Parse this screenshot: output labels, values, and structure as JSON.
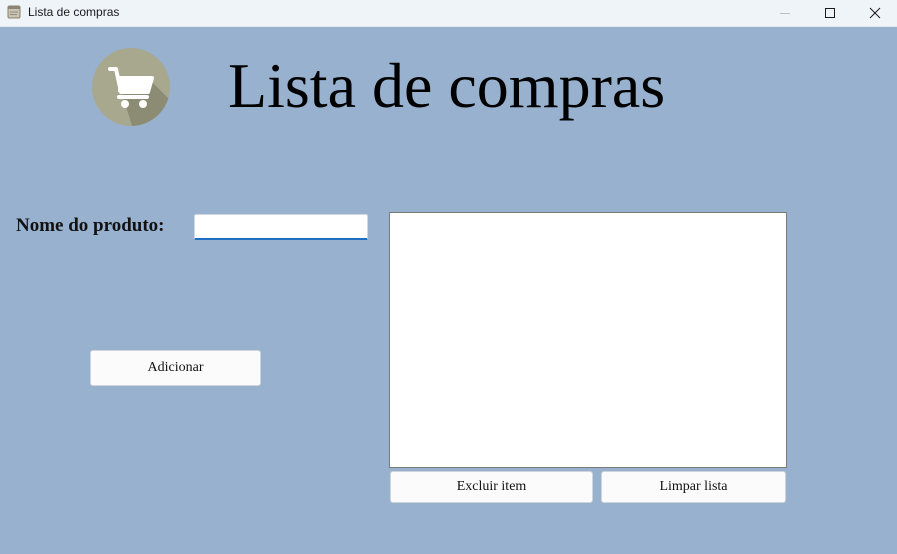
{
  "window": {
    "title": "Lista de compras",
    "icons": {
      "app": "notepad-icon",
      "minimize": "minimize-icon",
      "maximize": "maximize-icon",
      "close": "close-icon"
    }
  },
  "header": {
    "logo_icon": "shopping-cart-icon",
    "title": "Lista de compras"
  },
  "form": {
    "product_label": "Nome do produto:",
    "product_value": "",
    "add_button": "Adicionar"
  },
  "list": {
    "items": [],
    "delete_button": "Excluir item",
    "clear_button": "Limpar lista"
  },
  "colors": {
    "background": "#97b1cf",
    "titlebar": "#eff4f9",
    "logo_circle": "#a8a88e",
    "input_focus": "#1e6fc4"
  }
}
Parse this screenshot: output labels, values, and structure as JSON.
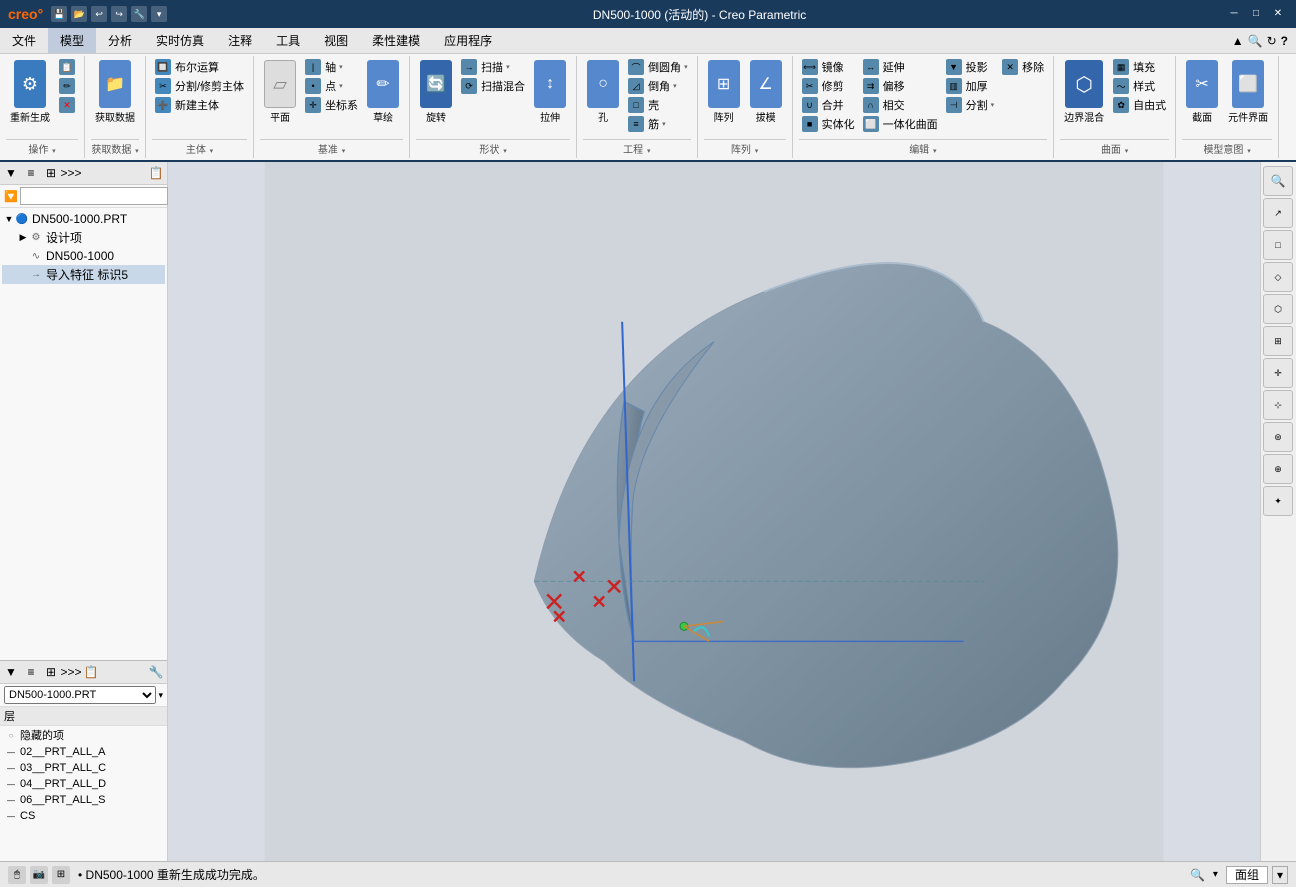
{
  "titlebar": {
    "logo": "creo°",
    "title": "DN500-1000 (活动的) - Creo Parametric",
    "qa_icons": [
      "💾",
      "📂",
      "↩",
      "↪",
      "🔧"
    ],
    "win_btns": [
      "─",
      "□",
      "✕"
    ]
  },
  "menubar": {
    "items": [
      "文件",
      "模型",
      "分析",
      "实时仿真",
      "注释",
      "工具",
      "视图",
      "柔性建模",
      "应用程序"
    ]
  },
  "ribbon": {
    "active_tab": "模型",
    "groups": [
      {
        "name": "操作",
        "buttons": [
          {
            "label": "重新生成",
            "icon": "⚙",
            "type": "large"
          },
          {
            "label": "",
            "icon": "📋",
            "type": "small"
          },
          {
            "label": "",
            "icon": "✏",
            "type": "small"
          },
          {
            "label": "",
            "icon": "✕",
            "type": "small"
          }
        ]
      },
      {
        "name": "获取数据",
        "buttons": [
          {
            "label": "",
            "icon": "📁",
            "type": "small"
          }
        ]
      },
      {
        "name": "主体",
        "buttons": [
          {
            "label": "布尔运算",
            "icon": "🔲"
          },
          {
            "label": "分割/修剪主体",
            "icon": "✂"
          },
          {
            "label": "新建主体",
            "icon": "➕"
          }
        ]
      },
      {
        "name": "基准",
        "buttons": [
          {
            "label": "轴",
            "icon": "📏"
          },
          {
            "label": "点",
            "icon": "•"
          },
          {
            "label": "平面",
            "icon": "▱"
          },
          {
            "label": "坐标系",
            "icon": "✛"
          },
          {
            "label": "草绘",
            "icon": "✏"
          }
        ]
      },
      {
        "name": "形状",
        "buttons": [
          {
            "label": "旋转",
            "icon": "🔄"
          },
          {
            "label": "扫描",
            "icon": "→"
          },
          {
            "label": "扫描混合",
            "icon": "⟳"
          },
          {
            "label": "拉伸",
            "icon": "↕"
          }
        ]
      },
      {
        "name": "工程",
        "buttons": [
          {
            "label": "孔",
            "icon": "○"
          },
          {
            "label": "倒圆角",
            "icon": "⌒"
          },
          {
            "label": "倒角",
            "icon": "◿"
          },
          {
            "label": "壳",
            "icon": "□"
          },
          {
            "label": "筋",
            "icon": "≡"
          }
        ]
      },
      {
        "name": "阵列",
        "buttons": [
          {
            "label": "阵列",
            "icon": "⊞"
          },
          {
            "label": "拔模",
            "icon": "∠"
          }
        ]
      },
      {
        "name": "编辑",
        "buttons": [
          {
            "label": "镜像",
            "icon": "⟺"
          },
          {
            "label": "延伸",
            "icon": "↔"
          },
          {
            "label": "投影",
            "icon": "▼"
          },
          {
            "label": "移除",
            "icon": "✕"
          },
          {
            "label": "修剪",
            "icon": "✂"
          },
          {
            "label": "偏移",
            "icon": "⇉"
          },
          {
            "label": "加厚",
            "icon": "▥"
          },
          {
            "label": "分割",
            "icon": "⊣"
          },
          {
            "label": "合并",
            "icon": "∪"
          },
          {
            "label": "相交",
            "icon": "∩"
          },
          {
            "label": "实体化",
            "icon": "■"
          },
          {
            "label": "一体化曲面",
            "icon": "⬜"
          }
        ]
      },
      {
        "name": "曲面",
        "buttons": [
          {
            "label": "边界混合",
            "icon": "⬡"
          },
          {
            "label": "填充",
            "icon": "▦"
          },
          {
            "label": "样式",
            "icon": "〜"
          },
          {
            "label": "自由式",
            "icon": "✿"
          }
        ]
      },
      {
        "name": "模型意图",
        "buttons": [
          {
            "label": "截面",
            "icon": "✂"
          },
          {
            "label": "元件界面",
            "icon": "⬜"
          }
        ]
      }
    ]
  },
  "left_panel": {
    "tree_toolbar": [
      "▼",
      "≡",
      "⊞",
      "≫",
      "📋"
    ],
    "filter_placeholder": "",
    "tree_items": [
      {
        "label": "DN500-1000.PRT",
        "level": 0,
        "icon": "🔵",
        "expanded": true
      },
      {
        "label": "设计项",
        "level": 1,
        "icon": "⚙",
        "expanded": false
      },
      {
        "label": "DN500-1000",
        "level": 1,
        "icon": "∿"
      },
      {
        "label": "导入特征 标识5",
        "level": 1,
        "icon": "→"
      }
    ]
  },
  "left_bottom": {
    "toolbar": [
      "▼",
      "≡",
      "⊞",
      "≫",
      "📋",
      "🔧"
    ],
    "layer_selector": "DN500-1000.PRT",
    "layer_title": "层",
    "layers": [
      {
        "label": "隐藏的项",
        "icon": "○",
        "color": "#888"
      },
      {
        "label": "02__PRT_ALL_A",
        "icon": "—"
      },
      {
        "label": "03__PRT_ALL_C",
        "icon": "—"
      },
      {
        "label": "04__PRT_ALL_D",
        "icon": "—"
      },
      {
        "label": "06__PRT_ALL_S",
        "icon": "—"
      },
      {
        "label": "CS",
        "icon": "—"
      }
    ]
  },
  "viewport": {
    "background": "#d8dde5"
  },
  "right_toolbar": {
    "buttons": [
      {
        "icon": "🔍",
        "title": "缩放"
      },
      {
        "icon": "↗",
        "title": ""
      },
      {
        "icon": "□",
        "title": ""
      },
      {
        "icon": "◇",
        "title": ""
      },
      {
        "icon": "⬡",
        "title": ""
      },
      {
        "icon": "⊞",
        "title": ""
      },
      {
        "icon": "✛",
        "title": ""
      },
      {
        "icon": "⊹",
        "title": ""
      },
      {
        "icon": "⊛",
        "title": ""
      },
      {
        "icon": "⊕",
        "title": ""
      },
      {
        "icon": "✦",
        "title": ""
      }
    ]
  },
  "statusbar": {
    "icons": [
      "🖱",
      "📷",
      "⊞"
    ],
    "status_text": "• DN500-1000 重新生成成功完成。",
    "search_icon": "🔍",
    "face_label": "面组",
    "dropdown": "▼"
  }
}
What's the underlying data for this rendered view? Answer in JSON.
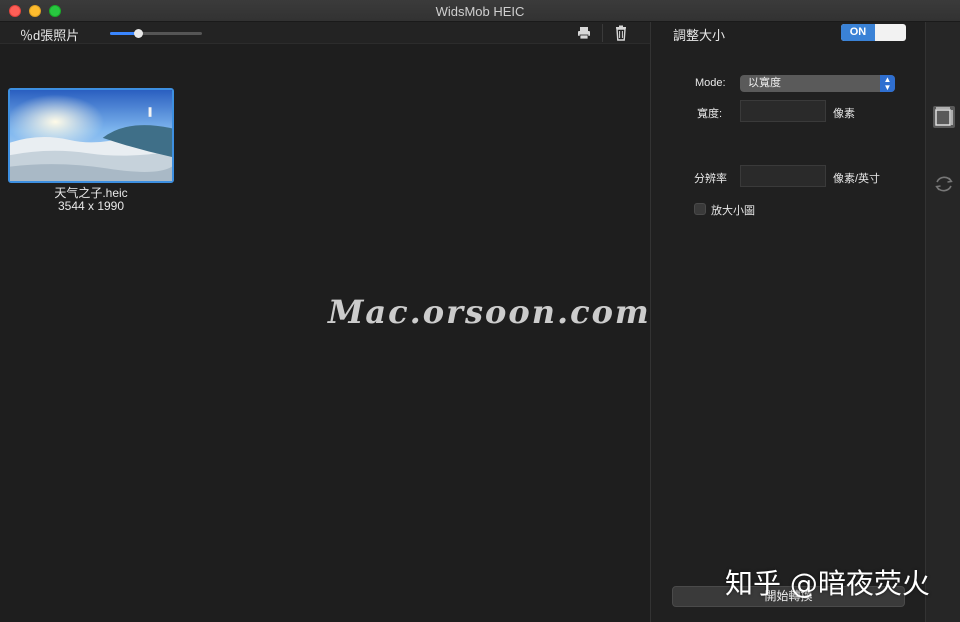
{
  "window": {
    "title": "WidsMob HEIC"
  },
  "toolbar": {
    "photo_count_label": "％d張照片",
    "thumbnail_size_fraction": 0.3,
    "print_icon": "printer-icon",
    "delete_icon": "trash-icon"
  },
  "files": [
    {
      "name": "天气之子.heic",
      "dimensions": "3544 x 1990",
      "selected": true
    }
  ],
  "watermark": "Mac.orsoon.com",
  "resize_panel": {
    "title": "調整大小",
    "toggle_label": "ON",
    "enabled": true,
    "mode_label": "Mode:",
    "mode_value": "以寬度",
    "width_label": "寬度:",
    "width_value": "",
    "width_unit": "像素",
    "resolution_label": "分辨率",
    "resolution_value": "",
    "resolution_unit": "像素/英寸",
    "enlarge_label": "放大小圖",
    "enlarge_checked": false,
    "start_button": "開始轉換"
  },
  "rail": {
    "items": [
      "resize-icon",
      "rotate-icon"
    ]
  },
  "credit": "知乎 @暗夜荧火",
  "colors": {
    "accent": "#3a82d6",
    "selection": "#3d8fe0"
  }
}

(Task to complete): Leave the pictures out and write out every entry exactly as given.

(Task output):
Parse this screenshot: output labels, values, and structure as JSON.
{
  "window": {
    "title": "Lista de compras",
    "icons": {
      "app": "notepad-icon",
      "minimize": "minimize-icon",
      "maximize": "maximize-icon",
      "close": "close-icon"
    }
  },
  "header": {
    "logo_icon": "shopping-cart-icon",
    "title": "Lista de compras"
  },
  "form": {
    "product_label": "Nome do produto:",
    "product_value": "",
    "add_button": "Adicionar"
  },
  "list": {
    "items": [],
    "delete_button": "Excluir item",
    "clear_button": "Limpar lista"
  },
  "colors": {
    "background": "#97b1cf",
    "titlebar": "#eff4f9",
    "logo_circle": "#a8a88e",
    "input_focus": "#1e6fc4"
  }
}
Parse this screenshot: output labels, values, and structure as JSON.
{
  "titlebar": {
    "logo": "creo°",
    "title": "DN500-1000 (活动的) - Creo Parametric",
    "qa_icons": [
      "💾",
      "📂",
      "↩",
      "↪",
      "🔧"
    ],
    "win_btns": [
      "─",
      "□",
      "✕"
    ]
  },
  "menubar": {
    "items": [
      "文件",
      "模型",
      "分析",
      "实时仿真",
      "注释",
      "工具",
      "视图",
      "柔性建模",
      "应用程序"
    ]
  },
  "ribbon": {
    "active_tab": "模型",
    "groups": [
      {
        "name": "操作",
        "buttons": [
          {
            "label": "重新生成",
            "icon": "⚙",
            "type": "large"
          },
          {
            "label": "",
            "icon": "📋",
            "type": "small"
          },
          {
            "label": "",
            "icon": "✏",
            "type": "small"
          },
          {
            "label": "",
            "icon": "✕",
            "type": "small"
          }
        ]
      },
      {
        "name": "获取数据",
        "buttons": [
          {
            "label": "",
            "icon": "📁",
            "type": "small"
          }
        ]
      },
      {
        "name": "主体",
        "buttons": [
          {
            "label": "布尔运算",
            "icon": "🔲"
          },
          {
            "label": "分割/修剪主体",
            "icon": "✂"
          },
          {
            "label": "新建主体",
            "icon": "➕"
          }
        ]
      },
      {
        "name": "基准",
        "buttons": [
          {
            "label": "轴",
            "icon": "📏"
          },
          {
            "label": "点",
            "icon": "•"
          },
          {
            "label": "平面",
            "icon": "▱"
          },
          {
            "label": "坐标系",
            "icon": "✛"
          },
          {
            "label": "草绘",
            "icon": "✏"
          }
        ]
      },
      {
        "name": "形状",
        "buttons": [
          {
            "label": "旋转",
            "icon": "🔄"
          },
          {
            "label": "扫描",
            "icon": "→"
          },
          {
            "label": "扫描混合",
            "icon": "⟳"
          },
          {
            "label": "拉伸",
            "icon": "↕"
          }
        ]
      },
      {
        "name": "工程",
        "buttons": [
          {
            "label": "孔",
            "icon": "○"
          },
          {
            "label": "倒圆角",
            "icon": "⌒"
          },
          {
            "label": "倒角",
            "icon": "◿"
          },
          {
            "label": "壳",
            "icon": "□"
          },
          {
            "label": "筋",
            "icon": "≡"
          }
        ]
      },
      {
        "name": "阵列",
        "buttons": [
          {
            "label": "阵列",
            "icon": "⊞"
          },
          {
            "label": "拔模",
            "icon": "∠"
          }
        ]
      },
      {
        "name": "编辑",
        "buttons": [
          {
            "label": "镜像",
            "icon": "⟺"
          },
          {
            "label": "延伸",
            "icon": "↔"
          },
          {
            "label": "投影",
            "icon": "▼"
          },
          {
            "label": "移除",
            "icon": "✕"
          },
          {
            "label": "修剪",
            "icon": "✂"
          },
          {
            "label": "偏移",
            "icon": "⇉"
          },
          {
            "label": "加厚",
            "icon": "▥"
          },
          {
            "label": "分割",
            "icon": "⊣"
          },
          {
            "label": "合并",
            "icon": "∪"
          },
          {
            "label": "相交",
            "icon": "∩"
          },
          {
            "label": "实体化",
            "icon": "■"
          },
          {
            "label": "一体化曲面",
            "icon": "⬜"
          }
        ]
      },
      {
        "name": "曲面",
        "buttons": [
          {
            "label": "边界混合",
            "icon": "⬡"
          },
          {
            "label": "填充",
            "icon": "▦"
          },
          {
            "label": "样式",
            "icon": "〜"
          },
          {
            "label": "自由式",
            "icon": "✿"
          }
        ]
      },
      {
        "name": "模型意图",
        "buttons": [
          {
            "label": "截面",
            "icon": "✂"
          },
          {
            "label": "元件界面",
            "icon": "⬜"
          }
        ]
      }
    ]
  },
  "left_panel": {
    "tree_toolbar": [
      "▼",
      "≡",
      "⊞",
      "≫",
      "📋"
    ],
    "filter_placeholder": "",
    "tree_items": [
      {
        "label": "DN500-1000.PRT",
        "level": 0,
        "icon": "🔵",
        "expanded": true
      },
      {
        "label": "设计项",
        "level": 1,
        "icon": "⚙",
        "expanded": false
      },
      {
        "label": "DN500-1000",
        "level": 1,
        "icon": "∿"
      },
      {
        "label": "导入特征 标识5",
        "level": 1,
        "icon": "→"
      }
    ]
  },
  "left_bottom": {
    "toolbar": [
      "▼",
      "≡",
      "⊞",
      "≫",
      "📋",
      "🔧"
    ],
    "layer_selector": "DN500-1000.PRT",
    "layer_title": "层",
    "layers": [
      {
        "label": "隐藏的项",
        "icon": "○",
        "color": "#888"
      },
      {
        "label": "02__PRT_ALL_A",
        "icon": "—"
      },
      {
        "label": "03__PRT_ALL_C",
        "icon": "—"
      },
      {
        "label": "04__PRT_ALL_D",
        "icon": "—"
      },
      {
        "label": "06__PRT_ALL_S",
        "icon": "—"
      },
      {
        "label": "CS",
        "icon": "—"
      }
    ]
  },
  "viewport": {
    "background": "#d8dde5"
  },
  "right_toolbar": {
    "buttons": [
      {
        "icon": "🔍",
        "title": "缩放"
      },
      {
        "icon": "↗",
        "title": ""
      },
      {
        "icon": "□",
        "title": ""
      },
      {
        "icon": "◇",
        "title": ""
      },
      {
        "icon": "⬡",
        "title": ""
      },
      {
        "icon": "⊞",
        "title": ""
      },
      {
        "icon": "✛",
        "title": ""
      },
      {
        "icon": "⊹",
        "title": ""
      },
      {
        "icon": "⊛",
        "title": ""
      },
      {
        "icon": "⊕",
        "title": ""
      },
      {
        "icon": "✦",
        "title": ""
      }
    ]
  },
  "statusbar": {
    "icons": [
      "🖱",
      "📷",
      "⊞"
    ],
    "status_text": "• DN500-1000 重新生成成功完成。",
    "search_icon": "🔍",
    "face_label": "面组",
    "dropdown": "▼"
  }
}
What's the underlying data for this rendered view? Answer in JSON.
{
  "window": {
    "title": "WidsMob HEIC"
  },
  "toolbar": {
    "photo_count_label": "％d張照片",
    "thumbnail_size_fraction": 0.3,
    "print_icon": "printer-icon",
    "delete_icon": "trash-icon"
  },
  "files": [
    {
      "name": "天气之子.heic",
      "dimensions": "3544 x 1990",
      "selected": true
    }
  ],
  "watermark": "Mac.orsoon.com",
  "resize_panel": {
    "title": "調整大小",
    "toggle_label": "ON",
    "enabled": true,
    "mode_label": "Mode:",
    "mode_value": "以寬度",
    "width_label": "寬度:",
    "width_value": "",
    "width_unit": "像素",
    "resolution_label": "分辨率",
    "resolution_value": "",
    "resolution_unit": "像素/英寸",
    "enlarge_label": "放大小圖",
    "enlarge_checked": false,
    "start_button": "開始轉換"
  },
  "rail": {
    "items": [
      "resize-icon",
      "rotate-icon"
    ]
  },
  "credit": "知乎 @暗夜荧火",
  "colors": {
    "accent": "#3a82d6",
    "selection": "#3d8fe0"
  }
}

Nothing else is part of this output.